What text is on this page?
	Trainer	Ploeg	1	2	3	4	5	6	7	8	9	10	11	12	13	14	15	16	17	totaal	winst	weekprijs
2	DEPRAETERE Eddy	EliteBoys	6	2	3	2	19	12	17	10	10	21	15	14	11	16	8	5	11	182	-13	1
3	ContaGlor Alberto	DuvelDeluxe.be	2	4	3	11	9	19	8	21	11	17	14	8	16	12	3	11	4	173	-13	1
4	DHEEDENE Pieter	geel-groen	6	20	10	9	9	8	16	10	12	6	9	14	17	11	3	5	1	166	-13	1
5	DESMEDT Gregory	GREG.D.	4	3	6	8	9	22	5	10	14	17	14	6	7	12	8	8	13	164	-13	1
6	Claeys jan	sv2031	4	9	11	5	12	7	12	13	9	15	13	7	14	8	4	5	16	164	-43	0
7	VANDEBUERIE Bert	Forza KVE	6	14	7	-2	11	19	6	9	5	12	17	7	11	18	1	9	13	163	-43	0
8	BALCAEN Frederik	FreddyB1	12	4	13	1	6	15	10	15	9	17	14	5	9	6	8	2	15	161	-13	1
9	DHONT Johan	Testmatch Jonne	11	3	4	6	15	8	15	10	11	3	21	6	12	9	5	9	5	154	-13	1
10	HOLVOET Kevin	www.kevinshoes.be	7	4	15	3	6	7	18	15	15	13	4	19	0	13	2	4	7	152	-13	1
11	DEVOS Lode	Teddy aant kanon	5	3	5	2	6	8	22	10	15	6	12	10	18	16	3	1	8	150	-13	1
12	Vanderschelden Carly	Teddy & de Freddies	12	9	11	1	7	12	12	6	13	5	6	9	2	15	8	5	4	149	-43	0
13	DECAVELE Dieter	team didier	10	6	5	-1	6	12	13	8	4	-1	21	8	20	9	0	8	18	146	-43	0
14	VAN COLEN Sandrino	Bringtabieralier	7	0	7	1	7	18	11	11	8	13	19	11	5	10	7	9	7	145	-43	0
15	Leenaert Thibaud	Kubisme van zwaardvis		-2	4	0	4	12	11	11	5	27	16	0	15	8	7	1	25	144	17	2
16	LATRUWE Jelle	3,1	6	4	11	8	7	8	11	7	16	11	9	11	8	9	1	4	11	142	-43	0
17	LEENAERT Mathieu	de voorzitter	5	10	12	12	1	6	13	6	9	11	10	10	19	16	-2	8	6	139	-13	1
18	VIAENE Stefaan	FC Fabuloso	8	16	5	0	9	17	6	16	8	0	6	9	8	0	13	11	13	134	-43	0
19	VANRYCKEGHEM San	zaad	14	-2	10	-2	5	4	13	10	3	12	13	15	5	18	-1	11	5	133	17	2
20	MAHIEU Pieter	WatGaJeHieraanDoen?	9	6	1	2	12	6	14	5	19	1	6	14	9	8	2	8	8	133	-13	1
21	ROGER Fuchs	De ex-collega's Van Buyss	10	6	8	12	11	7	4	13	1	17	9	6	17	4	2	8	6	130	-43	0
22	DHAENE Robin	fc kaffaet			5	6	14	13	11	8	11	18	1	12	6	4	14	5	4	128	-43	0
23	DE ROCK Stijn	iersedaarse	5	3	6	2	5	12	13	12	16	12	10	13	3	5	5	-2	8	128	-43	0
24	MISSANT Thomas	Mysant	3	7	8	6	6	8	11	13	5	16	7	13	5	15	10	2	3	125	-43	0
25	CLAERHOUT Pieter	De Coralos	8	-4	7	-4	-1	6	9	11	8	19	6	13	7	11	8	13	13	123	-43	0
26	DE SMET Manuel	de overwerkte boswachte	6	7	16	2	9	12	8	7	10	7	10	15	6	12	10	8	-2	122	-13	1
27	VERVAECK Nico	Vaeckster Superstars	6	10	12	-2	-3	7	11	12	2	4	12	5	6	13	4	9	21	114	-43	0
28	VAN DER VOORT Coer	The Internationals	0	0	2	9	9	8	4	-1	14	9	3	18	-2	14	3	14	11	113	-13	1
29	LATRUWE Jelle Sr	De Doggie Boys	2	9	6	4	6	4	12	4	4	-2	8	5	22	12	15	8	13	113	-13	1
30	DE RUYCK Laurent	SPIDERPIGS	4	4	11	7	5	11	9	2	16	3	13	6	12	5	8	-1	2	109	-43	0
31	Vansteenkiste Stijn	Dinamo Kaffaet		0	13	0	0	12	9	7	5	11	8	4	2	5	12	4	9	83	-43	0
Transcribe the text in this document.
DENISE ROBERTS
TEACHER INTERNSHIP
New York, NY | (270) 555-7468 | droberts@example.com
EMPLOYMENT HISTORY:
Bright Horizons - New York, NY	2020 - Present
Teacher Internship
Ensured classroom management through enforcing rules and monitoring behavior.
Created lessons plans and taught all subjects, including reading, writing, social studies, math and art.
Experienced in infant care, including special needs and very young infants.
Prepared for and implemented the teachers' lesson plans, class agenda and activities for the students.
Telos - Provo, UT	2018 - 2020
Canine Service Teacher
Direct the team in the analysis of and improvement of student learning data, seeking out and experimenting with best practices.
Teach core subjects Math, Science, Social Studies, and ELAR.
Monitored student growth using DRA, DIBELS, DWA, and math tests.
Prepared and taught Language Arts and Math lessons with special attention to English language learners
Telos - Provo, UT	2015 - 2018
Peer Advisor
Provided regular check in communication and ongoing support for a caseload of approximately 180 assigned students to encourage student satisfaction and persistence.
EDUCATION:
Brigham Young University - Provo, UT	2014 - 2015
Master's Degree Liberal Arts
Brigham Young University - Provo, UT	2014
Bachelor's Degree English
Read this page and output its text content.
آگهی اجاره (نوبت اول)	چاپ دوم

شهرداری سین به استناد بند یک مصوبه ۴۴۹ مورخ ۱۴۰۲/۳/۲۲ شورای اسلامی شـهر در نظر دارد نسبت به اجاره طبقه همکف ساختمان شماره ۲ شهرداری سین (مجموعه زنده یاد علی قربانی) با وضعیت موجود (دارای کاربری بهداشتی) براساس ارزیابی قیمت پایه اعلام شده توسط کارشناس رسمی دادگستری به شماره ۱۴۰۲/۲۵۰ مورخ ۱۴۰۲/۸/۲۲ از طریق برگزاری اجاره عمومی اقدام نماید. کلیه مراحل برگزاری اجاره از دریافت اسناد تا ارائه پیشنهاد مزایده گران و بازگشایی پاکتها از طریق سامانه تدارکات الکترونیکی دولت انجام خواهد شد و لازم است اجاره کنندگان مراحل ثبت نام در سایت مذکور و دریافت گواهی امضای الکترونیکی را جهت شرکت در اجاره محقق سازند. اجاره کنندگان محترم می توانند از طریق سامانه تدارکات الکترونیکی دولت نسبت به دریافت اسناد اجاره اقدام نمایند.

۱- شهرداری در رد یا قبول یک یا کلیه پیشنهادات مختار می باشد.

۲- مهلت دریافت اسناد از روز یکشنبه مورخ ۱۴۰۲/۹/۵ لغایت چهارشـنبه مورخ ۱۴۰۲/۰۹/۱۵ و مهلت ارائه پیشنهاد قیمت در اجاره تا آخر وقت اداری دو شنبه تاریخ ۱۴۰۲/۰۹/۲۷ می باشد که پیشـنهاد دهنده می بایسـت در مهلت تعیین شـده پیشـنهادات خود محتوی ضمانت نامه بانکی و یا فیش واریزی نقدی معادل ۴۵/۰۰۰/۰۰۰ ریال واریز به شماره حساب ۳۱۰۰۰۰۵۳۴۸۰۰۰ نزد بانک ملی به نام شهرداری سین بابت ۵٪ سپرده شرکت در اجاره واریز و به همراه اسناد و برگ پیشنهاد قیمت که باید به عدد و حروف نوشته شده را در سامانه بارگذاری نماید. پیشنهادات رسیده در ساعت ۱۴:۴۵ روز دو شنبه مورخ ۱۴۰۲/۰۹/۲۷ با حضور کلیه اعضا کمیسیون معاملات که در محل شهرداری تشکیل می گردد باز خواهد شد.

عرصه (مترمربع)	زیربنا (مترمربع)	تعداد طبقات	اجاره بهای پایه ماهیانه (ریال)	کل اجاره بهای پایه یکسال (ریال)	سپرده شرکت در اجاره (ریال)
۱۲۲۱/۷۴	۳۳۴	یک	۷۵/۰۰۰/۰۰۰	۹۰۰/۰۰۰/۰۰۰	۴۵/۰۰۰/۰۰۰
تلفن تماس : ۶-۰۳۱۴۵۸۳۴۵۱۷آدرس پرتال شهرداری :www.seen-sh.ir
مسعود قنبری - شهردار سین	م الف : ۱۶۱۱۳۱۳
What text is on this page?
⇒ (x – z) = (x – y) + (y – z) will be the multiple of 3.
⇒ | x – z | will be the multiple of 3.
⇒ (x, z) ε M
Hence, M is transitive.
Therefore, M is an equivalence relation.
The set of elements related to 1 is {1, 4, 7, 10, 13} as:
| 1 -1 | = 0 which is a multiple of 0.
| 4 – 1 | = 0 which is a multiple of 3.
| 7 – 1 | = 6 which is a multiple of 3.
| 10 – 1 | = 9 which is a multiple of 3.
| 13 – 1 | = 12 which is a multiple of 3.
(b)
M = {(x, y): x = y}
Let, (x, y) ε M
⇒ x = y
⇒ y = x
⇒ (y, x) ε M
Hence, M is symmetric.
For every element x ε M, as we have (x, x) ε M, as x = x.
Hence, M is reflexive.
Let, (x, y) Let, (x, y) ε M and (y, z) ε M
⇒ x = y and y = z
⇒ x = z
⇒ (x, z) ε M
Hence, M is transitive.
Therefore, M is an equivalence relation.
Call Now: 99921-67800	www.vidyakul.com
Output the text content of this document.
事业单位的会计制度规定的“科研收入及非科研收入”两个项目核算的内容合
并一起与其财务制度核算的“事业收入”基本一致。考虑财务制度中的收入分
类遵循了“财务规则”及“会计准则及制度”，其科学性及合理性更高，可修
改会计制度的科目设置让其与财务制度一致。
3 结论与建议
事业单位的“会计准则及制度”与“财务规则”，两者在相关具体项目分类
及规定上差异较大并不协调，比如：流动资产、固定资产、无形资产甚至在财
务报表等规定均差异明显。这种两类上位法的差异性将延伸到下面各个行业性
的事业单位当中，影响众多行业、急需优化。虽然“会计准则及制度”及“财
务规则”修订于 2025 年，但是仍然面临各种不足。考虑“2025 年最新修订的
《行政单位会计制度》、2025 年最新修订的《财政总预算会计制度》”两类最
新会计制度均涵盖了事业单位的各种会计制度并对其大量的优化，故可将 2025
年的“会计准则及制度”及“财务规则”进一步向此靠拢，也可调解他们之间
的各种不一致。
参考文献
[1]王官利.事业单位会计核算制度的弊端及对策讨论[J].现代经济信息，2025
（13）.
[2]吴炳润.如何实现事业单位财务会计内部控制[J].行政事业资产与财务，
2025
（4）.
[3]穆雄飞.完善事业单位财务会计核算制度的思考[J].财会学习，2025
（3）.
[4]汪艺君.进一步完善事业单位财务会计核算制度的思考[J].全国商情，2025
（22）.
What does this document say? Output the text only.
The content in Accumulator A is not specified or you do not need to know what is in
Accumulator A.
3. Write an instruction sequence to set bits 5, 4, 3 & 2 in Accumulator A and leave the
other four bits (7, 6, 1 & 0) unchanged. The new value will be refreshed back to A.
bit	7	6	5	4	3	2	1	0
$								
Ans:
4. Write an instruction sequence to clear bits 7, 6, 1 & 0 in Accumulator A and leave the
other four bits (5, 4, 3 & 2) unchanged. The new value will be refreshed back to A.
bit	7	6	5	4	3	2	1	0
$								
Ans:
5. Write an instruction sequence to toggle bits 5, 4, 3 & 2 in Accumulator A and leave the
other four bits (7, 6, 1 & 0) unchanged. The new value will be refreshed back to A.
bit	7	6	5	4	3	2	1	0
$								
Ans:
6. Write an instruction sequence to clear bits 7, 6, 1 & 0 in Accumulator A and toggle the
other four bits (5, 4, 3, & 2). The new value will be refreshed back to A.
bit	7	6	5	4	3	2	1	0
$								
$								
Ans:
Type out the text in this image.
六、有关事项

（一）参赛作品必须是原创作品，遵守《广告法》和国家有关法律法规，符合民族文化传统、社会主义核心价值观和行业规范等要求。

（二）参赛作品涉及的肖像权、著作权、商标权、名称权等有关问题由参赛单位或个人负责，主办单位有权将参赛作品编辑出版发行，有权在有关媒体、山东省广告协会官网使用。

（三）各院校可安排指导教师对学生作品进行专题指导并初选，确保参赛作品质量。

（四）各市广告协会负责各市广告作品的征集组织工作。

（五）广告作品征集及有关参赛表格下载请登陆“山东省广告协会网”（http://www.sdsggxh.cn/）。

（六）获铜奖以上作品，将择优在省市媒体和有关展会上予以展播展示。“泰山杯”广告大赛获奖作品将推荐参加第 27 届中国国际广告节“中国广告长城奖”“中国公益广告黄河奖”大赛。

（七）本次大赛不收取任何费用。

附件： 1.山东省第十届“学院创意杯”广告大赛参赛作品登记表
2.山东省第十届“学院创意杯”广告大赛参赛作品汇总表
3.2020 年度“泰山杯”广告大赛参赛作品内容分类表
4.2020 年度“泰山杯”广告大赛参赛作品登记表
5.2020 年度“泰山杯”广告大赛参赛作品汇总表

=====

* _SET EXERCISE_:
Lines in the records that hold the word "back" are to be counted; give only the total.

* _COMPLETE ANSWER_:
4